**Work required**
Which lines below hold the word "bằng"? Report each one.
================================
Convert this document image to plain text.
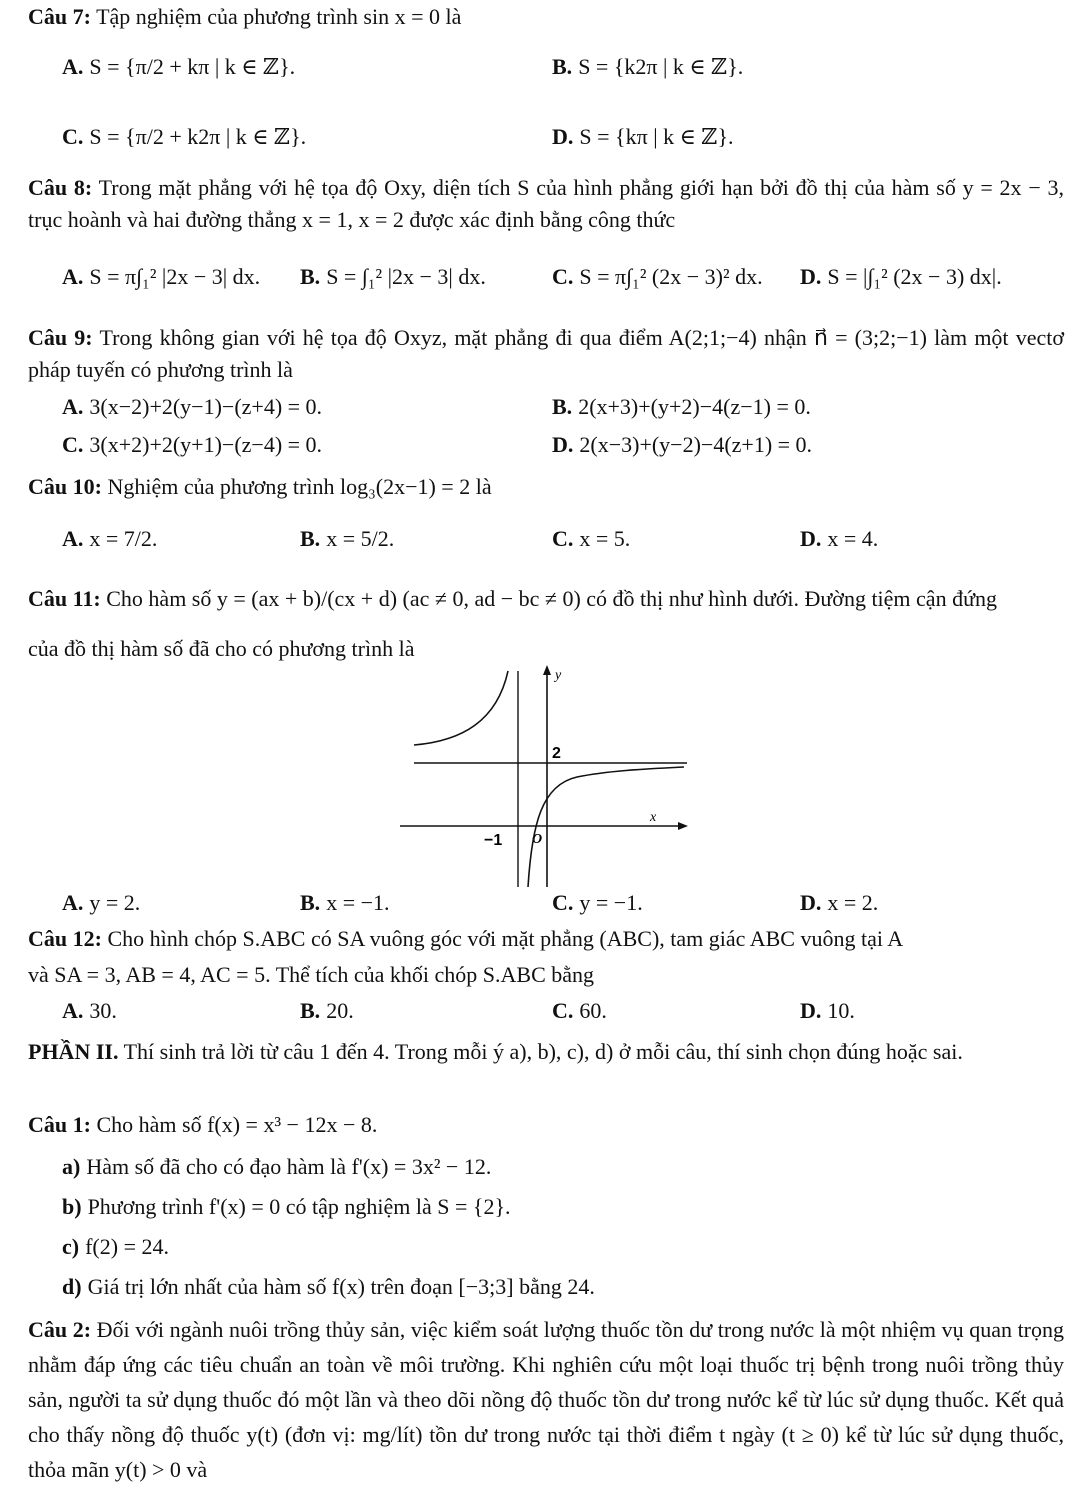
Câu 7: Tập nghiệm của phương trình sin x = 0 là
A. S = {π/2 + kπ | k ∈ ℤ}.	B. S = {k2π | k ∈ ℤ}.
C. S = {π/2 + k2π | k ∈ ℤ}.	D. S = {kπ | k ∈ ℤ}.
Câu 8: Trong mặt phẳng với hệ tọa độ Oxy, diện tích S của hình phẳng giới hạn bởi đồ thị của hàm số y = 2x − 3, trục hoành và hai đường thẳng x = 1, x = 2 được xác định bằng công thức
A. S = π∫₁² |2x − 3| dx. B. S = ∫₁² |2x − 3| dx.	C. S = π∫₁² (2x − 3)² dx. D. S = |∫₁² (2x − 3) dx|.
Câu 9: Trong không gian với hệ tọa độ Oxyz, mặt phẳng đi qua điểm A(2;1;−4) nhận n⃗ = (3;2;−1) làm một vectơ pháp tuyến có phương trình là
A. 3(x−2)+2(y−1)−(z+4) = 0.	B. 2(x+3)+(y+2)−4(z−1) = 0.
C. 3(x+2)+2(y+1)−(z−4) = 0.	D. 2(x−3)+(y−2)−4(z+1) = 0.
Câu 10: Nghiệm của phương trình log₃(2x−1) = 2 là
A. x = 7/2.	B. x = 5/2.	C. x = 5.	D. x = 4.
Câu 11: Cho hàm số y = (ax + b)/(cx + d) (ac ≠ 0, ad − bc ≠ 0) có đồ thị như hình dưới. Đường tiệm cận đứng
của đồ thị hàm số đã cho có phương trình là
y
x
2
−1 O
A. y = 2.	B. x = −1.	C. y = −1.	D. x = 2.
Câu 12: Cho hình chóp S.ABC có SA vuông góc với mặt phẳng (ABC), tam giác ABC vuông tại A
và SA = 3, AB = 4, AC = 5. Thể tích của khối chóp S.ABC bằng
A. 30.	B. 20.	C. 60.	D. 10.
PHẦN II. Thí sinh trả lời từ câu 1 đến 4. Trong mỗi ý a), b), c), d) ở mỗi câu, thí sinh chọn đúng hoặc sai.
Câu 1: Cho hàm số f(x) = x³ − 12x − 8.
a) Hàm số đã cho có đạo hàm là f'(x) = 3x² − 12.
b) Phương trình f'(x) = 0 có tập nghiệm là S = {2}.
c) f(2) = 24.
d) Giá trị lớn nhất của hàm số f(x) trên đoạn [−3;3] bằng 24.
Câu 2: Đối với ngành nuôi trồng thủy sản, việc kiểm soát lượng thuốc tồn dư trong nước là một nhiệm vụ quan trọng nhằm đáp ứng các tiêu chuẩn an toàn về môi trường. Khi nghiên cứu một loại thuốc trị bệnh trong nuôi trồng thủy sản, người ta sử dụng thuốc đó một lần và theo dõi nồng độ thuốc tồn dư trong nước kể từ lúc sử dụng thuốc. Kết quả cho thấy nồng độ thuốc y(t) (đơn vị: mg/lít) tồn dư trong nước tại thời điểm t ngày (t ≥ 0) kể từ lúc sử dụng thuốc, thỏa mãn y(t) > 0 và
================================
**Written solution**
Câu 8: Trong mặt phẳng với hệ tọa độ Oxy, diện tích S của hình phẳng giới hạn bởi đồ thị của hàm số y = 2x − 3, trục hoành và hai đường thẳng x = 1, x = 2 được xác định bằng công thức
và SA = 3, AB = 4, AC = 5. Thể tích của khối chóp S.ABC bằng
d) Giá trị lớn nhất của hàm số f(x) trên đoạn [−3;3] bằng 24.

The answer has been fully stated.